- _INSTRUCTIONS TO FOLLOW_
It is required that all of the data be written out exactly.

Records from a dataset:
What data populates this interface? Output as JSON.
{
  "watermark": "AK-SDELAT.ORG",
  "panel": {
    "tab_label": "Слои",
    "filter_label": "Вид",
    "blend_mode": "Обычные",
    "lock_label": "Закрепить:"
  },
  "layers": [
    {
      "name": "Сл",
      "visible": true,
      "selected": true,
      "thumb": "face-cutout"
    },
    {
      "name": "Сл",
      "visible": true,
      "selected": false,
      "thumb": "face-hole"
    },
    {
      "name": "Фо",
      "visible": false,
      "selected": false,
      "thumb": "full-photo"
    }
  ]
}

- _SOLUTION TO THE EXERCISE_
What data populates this interface? Output as JSON.
{
  "watermark": "AK-SDELAT.ORG",
  "panel": {
    "tab_label": "Слои",
    "filter_label": "Вид",
    "blend_mode": "Обычные",
    "lock_label": "Закрепить:"
  },
  "layers": [
    {
      "name": "Сл",
      "visible": true,
      "selected": true,
      "thumb": "face-cutout"
    },
    {
      "name": "Сл",
      "visible": true,
      "selected": false,
      "thumb": "face-hole"
    },
    {
      "name": "Фо",
      "visible": false,
      "selected": false,
      "thumb": "full-photo"
    }
  ]
}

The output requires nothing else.